Repeat the records in full and exactly, omitting pictures.

# START OF RECORDED DATA

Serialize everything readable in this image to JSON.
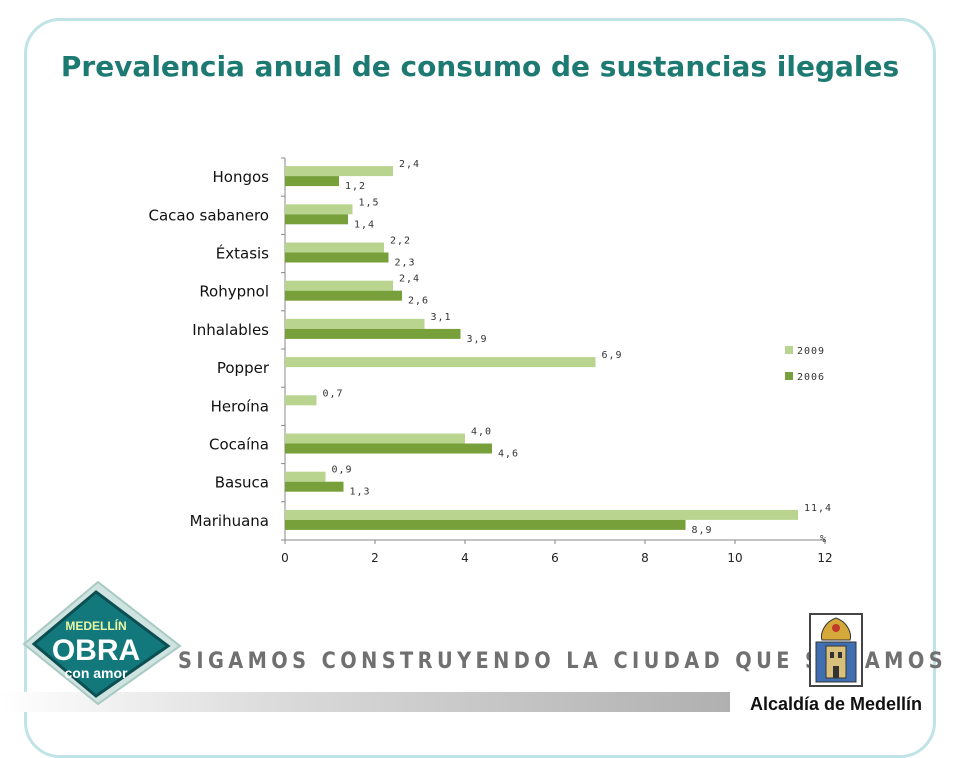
{
  "slide": {
    "title": "Prevalencia anual de consumo de sustancias ilegales",
    "slogan": "SIGAMOS CONSTRUYENDO LA CIUDAD QUE SOÑAMOS",
    "logo": {
      "line1": "MEDELLÍN",
      "line2": "OBRA",
      "line3": "con amor"
    },
    "institution": "Alcaldía de Medellín"
  },
  "colors": {
    "accent": "#1d7a72",
    "series_2009": "#b9d48f",
    "series_2006": "#77a03a",
    "frame": "#bfe3e6"
  },
  "chart_data": {
    "type": "bar",
    "orientation": "horizontal",
    "categories": [
      "Hongos",
      "Cacao sabanero",
      "Éxtasis",
      "Rohypnol",
      "Inhalables",
      "Popper",
      "Heroína",
      "Cocaína",
      "Basuca",
      "Marihuana"
    ],
    "series": [
      {
        "name": "2009",
        "values": [
          2.4,
          1.5,
          2.2,
          2.4,
          3.1,
          6.9,
          0.7,
          4.0,
          0.9,
          11.4
        ],
        "labels": [
          "2,4",
          "1,5",
          "2,2",
          "2,4",
          "3,1",
          "6,9",
          "0,7",
          "4,0",
          "0,9",
          "11,4"
        ]
      },
      {
        "name": "2006",
        "values": [
          1.2,
          1.4,
          2.3,
          2.6,
          3.9,
          null,
          null,
          4.6,
          1.3,
          8.9
        ],
        "labels": [
          "1,2",
          "1,4",
          "2,3",
          "2,6",
          "3,9",
          "",
          "",
          "4,6",
          "1,3",
          "8,9"
        ]
      }
    ],
    "xlim": [
      0,
      12
    ],
    "xticks": [
      "0",
      "2",
      "4",
      "6",
      "8",
      "10",
      "12"
    ],
    "xunit": "%",
    "legend_position": "right",
    "grid": false
  }
}
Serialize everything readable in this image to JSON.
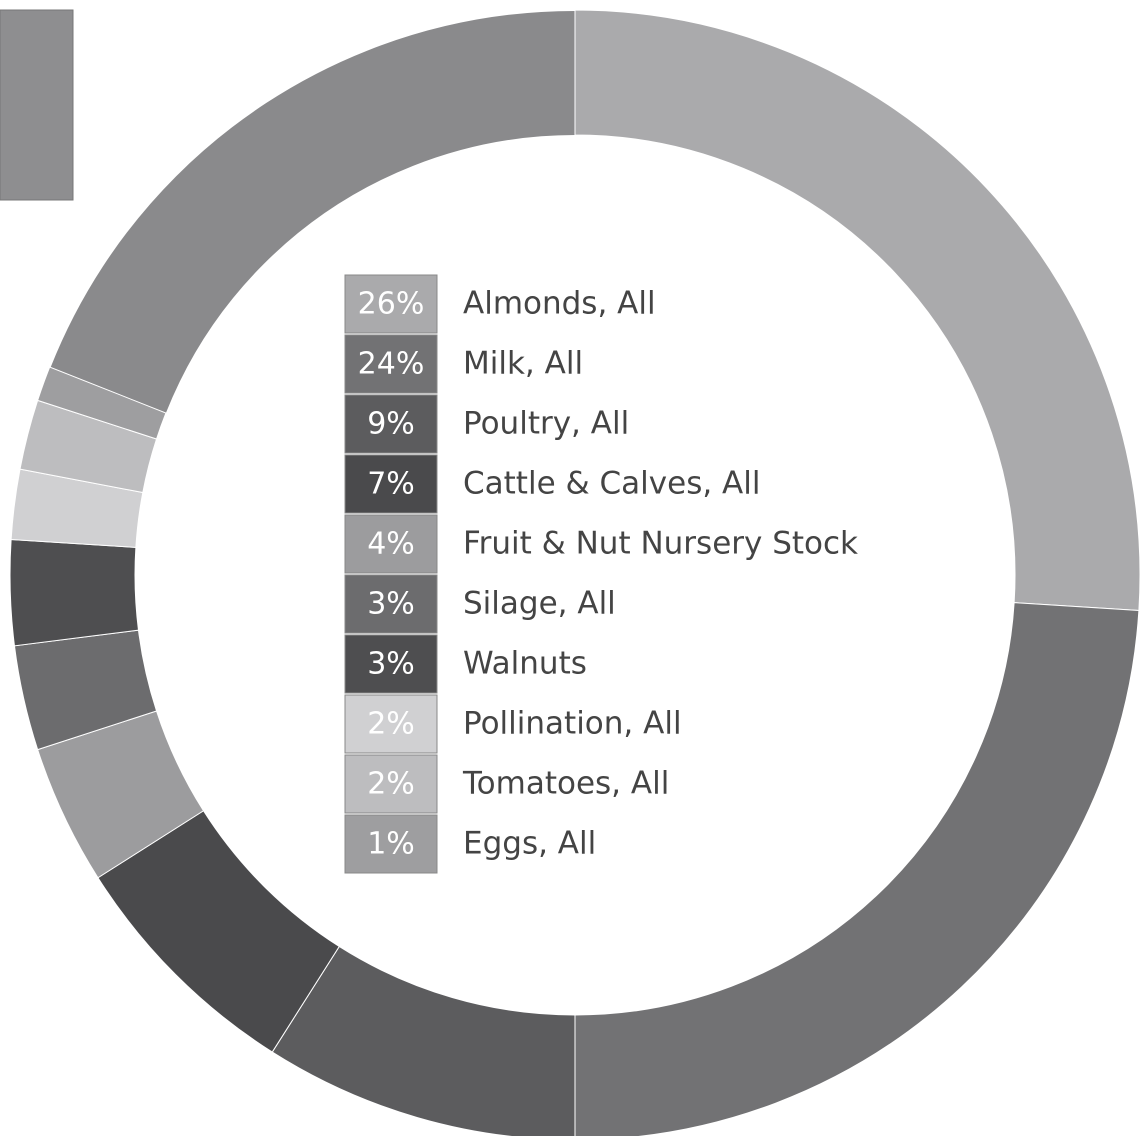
{
  "chart_data": {
    "type": "donut",
    "categories": [
      "Almonds, All",
      "Milk, All",
      "Poultry, All",
      "Cattle & Calves, All",
      "Fruit & Nut Nursery Stock",
      "Silage, All",
      "Walnuts",
      "Pollination, All",
      "Tomatoes, All",
      "Eggs, All"
    ],
    "values": [
      26,
      24,
      9,
      7,
      4,
      3,
      3,
      2,
      2,
      1
    ],
    "value_labels": [
      "26%",
      "24%",
      "9%",
      "7%",
      "4%",
      "3%",
      "3%",
      "2%",
      "2%",
      "1%"
    ],
    "colors": [
      "#aaaaac",
      "#727274",
      "#5c5c5e",
      "#4a4a4c",
      "#9c9c9e",
      "#6c6c6e",
      "#4e4e50",
      "#d0d0d2",
      "#bdbdbf",
      "#9e9ea0"
    ]
  }
}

# END OF RECORDED DATA

» SOLUTION TO THE PROBLEM
Serialize everything readable in this image to JSON.
{
  "slide": {
    "title": "Prevalencia anual de consumo de sustancias ilegales",
    "slogan": "SIGAMOS CONSTRUYENDO LA CIUDAD QUE SOÑAMOS",
    "logo": {
      "line1": "MEDELLÍN",
      "line2": "OBRA",
      "line3": "con amor"
    },
    "institution": "Alcaldía de Medellín"
  },
  "colors": {
    "accent": "#1d7a72",
    "series_2009": "#b9d48f",
    "series_2006": "#77a03a",
    "frame": "#bfe3e6"
  },
  "chart_data": {
    "type": "bar",
    "orientation": "horizontal",
    "categories": [
      "Hongos",
      "Cacao sabanero",
      "Éxtasis",
      "Rohypnol",
      "Inhalables",
      "Popper",
      "Heroína",
      "Cocaína",
      "Basuca",
      "Marihuana"
    ],
    "series": [
      {
        "name": "2009",
        "values": [
          2.4,
          1.5,
          2.2,
          2.4,
          3.1,
          6.9,
          0.7,
          4.0,
          0.9,
          11.4
        ],
        "labels": [
          "2,4",
          "1,5",
          "2,2",
          "2,4",
          "3,1",
          "6,9",
          "0,7",
          "4,0",
          "0,9",
          "11,4"
        ]
      },
      {
        "name": "2006",
        "values": [
          1.2,
          1.4,
          2.3,
          2.6,
          3.9,
          null,
          null,
          4.6,
          1.3,
          8.9
        ],
        "labels": [
          "1,2",
          "1,4",
          "2,3",
          "2,6",
          "3,9",
          "",
          "",
          "4,6",
          "1,3",
          "8,9"
        ]
      }
    ],
    "xlim": [
      0,
      12
    ],
    "xticks": [
      "0",
      "2",
      "4",
      "6",
      "8",
      "10",
      "12"
    ],
    "xunit": "%",
    "legend_position": "right",
    "grid": false
  }
}
Serialize everything readable in this image to JSON.
{
  "chart_data": {
    "type": "donut",
    "categories": [
      "Almonds, All",
      "Milk, All",
      "Poultry, All",
      "Cattle & Calves, All",
      "Fruit & Nut Nursery Stock",
      "Silage, All",
      "Walnuts",
      "Pollination, All",
      "Tomatoes, All",
      "Eggs, All"
    ],
    "values": [
      26,
      24,
      9,
      7,
      4,
      3,
      3,
      2,
      2,
      1
    ],
    "value_labels": [
      "26%",
      "24%",
      "9%",
      "7%",
      "4%",
      "3%",
      "3%",
      "2%",
      "2%",
      "1%"
    ],
    "colors": [
      "#aaaaac",
      "#727274",
      "#5c5c5e",
      "#4a4a4c",
      "#9c9c9e",
      "#6c6c6e",
      "#4e4e50",
      "#d0d0d2",
      "#bdbdbf",
      "#9e9ea0"
    ]
  }
}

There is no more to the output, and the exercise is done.